### Work instructions
Repeat every record exactly, but keep images out of the copy.

### Information supplied
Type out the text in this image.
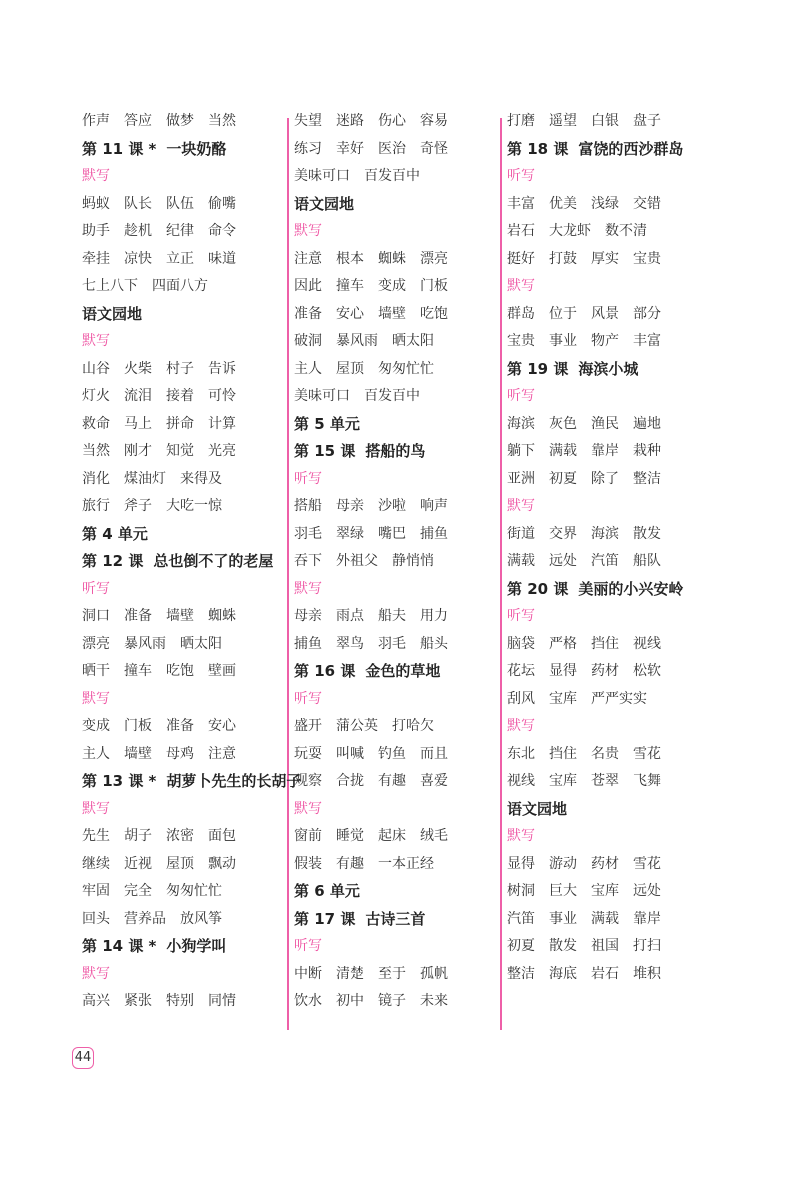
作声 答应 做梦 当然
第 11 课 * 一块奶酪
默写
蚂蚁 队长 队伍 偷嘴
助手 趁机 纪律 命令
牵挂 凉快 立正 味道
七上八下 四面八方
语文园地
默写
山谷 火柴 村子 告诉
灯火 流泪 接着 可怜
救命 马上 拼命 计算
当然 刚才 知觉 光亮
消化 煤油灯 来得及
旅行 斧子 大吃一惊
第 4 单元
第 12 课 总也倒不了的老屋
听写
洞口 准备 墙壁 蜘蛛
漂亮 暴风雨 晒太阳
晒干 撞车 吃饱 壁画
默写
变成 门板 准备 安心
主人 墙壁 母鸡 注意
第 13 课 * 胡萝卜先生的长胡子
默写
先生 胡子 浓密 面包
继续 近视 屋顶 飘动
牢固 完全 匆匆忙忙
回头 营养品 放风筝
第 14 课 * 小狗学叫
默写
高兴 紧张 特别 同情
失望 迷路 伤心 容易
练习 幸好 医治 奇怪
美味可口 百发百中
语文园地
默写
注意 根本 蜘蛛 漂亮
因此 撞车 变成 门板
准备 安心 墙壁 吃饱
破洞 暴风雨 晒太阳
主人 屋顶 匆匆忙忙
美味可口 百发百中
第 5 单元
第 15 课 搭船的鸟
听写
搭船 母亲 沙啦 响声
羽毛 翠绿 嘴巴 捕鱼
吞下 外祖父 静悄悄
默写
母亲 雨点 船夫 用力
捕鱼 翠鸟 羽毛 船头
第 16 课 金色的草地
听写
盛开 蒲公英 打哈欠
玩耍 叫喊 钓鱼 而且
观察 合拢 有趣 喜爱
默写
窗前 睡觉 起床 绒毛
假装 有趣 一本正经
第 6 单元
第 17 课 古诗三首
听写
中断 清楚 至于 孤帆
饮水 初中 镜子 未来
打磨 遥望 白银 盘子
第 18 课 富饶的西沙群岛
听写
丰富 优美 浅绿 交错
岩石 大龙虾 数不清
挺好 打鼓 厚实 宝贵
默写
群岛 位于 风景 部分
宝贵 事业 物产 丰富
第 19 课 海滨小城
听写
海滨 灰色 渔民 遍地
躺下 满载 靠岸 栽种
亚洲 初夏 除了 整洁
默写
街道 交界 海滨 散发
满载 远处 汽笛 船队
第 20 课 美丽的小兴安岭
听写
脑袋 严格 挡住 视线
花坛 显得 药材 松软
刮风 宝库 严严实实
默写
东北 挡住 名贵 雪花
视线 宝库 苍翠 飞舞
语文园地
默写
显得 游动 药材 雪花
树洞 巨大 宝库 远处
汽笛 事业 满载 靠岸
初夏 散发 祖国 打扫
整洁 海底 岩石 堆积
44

### Task result
Type out the text in this image.
作声 答应 做梦 当然
第 11 课 * 一块奶酪
默写
蚂蚁 队长 队伍 偷嘴
助手 趁机 纪律 命令
牵挂 凉快 立正 味道
七上八下 四面八方
语文园地
默写
山谷 火柴 村子 告诉
灯火 流泪 接着 可怜
救命 马上 拼命 计算
当然 刚才 知觉 光亮
消化 煤油灯 来得及
旅行 斧子 大吃一惊
第 4 单元
第 12 课 总也倒不了的老屋
听写
洞口 准备 墙壁 蜘蛛
漂亮 暴风雨 晒太阳
晒干 撞车 吃饱 壁画
默写
变成 门板 准备 安心
主人 墙壁 母鸡 注意
第 13 课 * 胡萝卜先生的长胡子
默写
先生 胡子 浓密 面包
继续 近视 屋顶 飘动
牢固 完全 匆匆忙忙
回头 营养品 放风筝
第 14 课 * 小狗学叫
默写
高兴 紧张 特别 同情
失望 迷路 伤心 容易
练习 幸好 医治 奇怪
美味可口 百发百中
语文园地
默写
注意 根本 蜘蛛 漂亮
因此 撞车 变成 门板
准备 安心 墙壁 吃饱
破洞 暴风雨 晒太阳
主人 屋顶 匆匆忙忙
美味可口 百发百中
第 5 单元
第 15 课 搭船的鸟
听写
搭船 母亲 沙啦 响声
羽毛 翠绿 嘴巴 捕鱼
吞下 外祖父 静悄悄
默写
母亲 雨点 船夫 用力
捕鱼 翠鸟 羽毛 船头
第 16 课 金色的草地
听写
盛开 蒲公英 打哈欠
玩耍 叫喊 钓鱼 而且
观察 合拢 有趣 喜爱
默写
窗前 睡觉 起床 绒毛
假装 有趣 一本正经
第 6 单元
第 17 课 古诗三首
听写
中断 清楚 至于 孤帆
饮水 初中 镜子 未来
打磨 遥望 白银 盘子
第 18 课 富饶的西沙群岛
听写
丰富 优美 浅绿 交错
岩石 大龙虾 数不清
挺好 打鼓 厚实 宝贵
默写
群岛 位于 风景 部分
宝贵 事业 物产 丰富
第 19 课 海滨小城
听写
海滨 灰色 渔民 遍地
躺下 满载 靠岸 栽种
亚洲 初夏 除了 整洁
默写
街道 交界 海滨 散发
满载 远处 汽笛 船队
第 20 课 美丽的小兴安岭
听写
脑袋 严格 挡住 视线
花坛 显得 药材 松软
刮风 宝库 严严实实
默写
东北 挡住 名贵 雪花
视线 宝库 苍翠 飞舞
语文园地
默写
显得 游动 药材 雪花
树洞 巨大 宝库 远处
汽笛 事业 满载 靠岸
初夏 散发 祖国 打扫
整洁 海底 岩石 堆积
44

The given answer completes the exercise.